Output an exact reproduction of the data.

⟨

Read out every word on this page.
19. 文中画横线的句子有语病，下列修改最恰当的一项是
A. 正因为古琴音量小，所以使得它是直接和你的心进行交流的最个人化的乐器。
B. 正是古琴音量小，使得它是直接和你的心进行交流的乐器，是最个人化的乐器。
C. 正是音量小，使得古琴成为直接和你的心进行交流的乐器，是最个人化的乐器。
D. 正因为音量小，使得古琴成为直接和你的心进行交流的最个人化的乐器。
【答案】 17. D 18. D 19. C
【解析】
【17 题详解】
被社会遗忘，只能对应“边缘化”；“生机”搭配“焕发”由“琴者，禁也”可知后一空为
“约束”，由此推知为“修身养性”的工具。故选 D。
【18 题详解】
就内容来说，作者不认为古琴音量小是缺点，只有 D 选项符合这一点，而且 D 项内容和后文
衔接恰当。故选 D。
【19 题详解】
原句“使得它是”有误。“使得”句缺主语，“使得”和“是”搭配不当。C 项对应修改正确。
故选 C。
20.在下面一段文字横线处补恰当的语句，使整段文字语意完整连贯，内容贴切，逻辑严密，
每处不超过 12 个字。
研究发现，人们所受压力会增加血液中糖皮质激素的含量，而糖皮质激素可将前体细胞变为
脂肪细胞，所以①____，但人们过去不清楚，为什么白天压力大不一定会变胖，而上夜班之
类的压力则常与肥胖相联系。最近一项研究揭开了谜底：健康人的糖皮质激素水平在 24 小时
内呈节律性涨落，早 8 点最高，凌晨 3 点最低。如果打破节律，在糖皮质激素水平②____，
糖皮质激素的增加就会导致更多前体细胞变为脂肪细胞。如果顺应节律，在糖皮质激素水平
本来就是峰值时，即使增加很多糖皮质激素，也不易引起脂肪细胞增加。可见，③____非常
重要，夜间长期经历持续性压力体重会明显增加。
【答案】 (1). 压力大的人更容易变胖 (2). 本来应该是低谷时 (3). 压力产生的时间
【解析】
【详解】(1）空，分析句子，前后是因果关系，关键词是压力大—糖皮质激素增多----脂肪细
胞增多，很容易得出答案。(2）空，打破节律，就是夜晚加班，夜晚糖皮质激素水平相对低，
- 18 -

⟩

§ RESULT BELOW
Read out every word on this page.
19. 文中画横线的句子有语病，下列修改最恰当的一项是
A. 正因为古琴音量小，所以使得它是直接和你的心进行交流的最个人化的乐器。
B. 正是古琴音量小，使得它是直接和你的心进行交流的乐器，是最个人化的乐器。
C. 正是音量小，使得古琴成为直接和你的心进行交流的乐器，是最个人化的乐器。
D. 正因为音量小，使得古琴成为直接和你的心进行交流的最个人化的乐器。
【答案】 17. D 18. D 19. C
【解析】
【17 题详解】
被社会遗忘，只能对应“边缘化”；“生机”搭配“焕发”由“琴者，禁也”可知后一空为
“约束”，由此推知为“修身养性”的工具。故选 D。
【18 题详解】
就内容来说，作者不认为古琴音量小是缺点，只有 D 选项符合这一点，而且 D 项内容和后文
衔接恰当。故选 D。
【19 题详解】
原句“使得它是”有误。“使得”句缺主语，“使得”和“是”搭配不当。C 项对应修改正确。
故选 C。
20.在下面一段文字横线处补恰当的语句，使整段文字语意完整连贯，内容贴切，逻辑严密，
每处不超过 12 个字。
研究发现，人们所受压力会增加血液中糖皮质激素的含量，而糖皮质激素可将前体细胞变为
脂肪细胞，所以①____，但人们过去不清楚，为什么白天压力大不一定会变胖，而上夜班之
类的压力则常与肥胖相联系。最近一项研究揭开了谜底：健康人的糖皮质激素水平在 24 小时
内呈节律性涨落，早 8 点最高，凌晨 3 点最低。如果打破节律，在糖皮质激素水平②____，
糖皮质激素的增加就会导致更多前体细胞变为脂肪细胞。如果顺应节律，在糖皮质激素水平
本来就是峰值时，即使增加很多糖皮质激素，也不易引起脂肪细胞增加。可见，③____非常
重要，夜间长期经历持续性压力体重会明显增加。
【答案】 (1). 压力大的人更容易变胖 (2). 本来应该是低谷时 (3). 压力产生的时间
【解析】
【详解】(1）空，分析句子，前后是因果关系，关键词是压力大—糖皮质激素增多----脂肪细
胞增多，很容易得出答案。(2）空，打破节律，就是夜晚加班，夜晚糖皮质激素水平相对低，
- 18 -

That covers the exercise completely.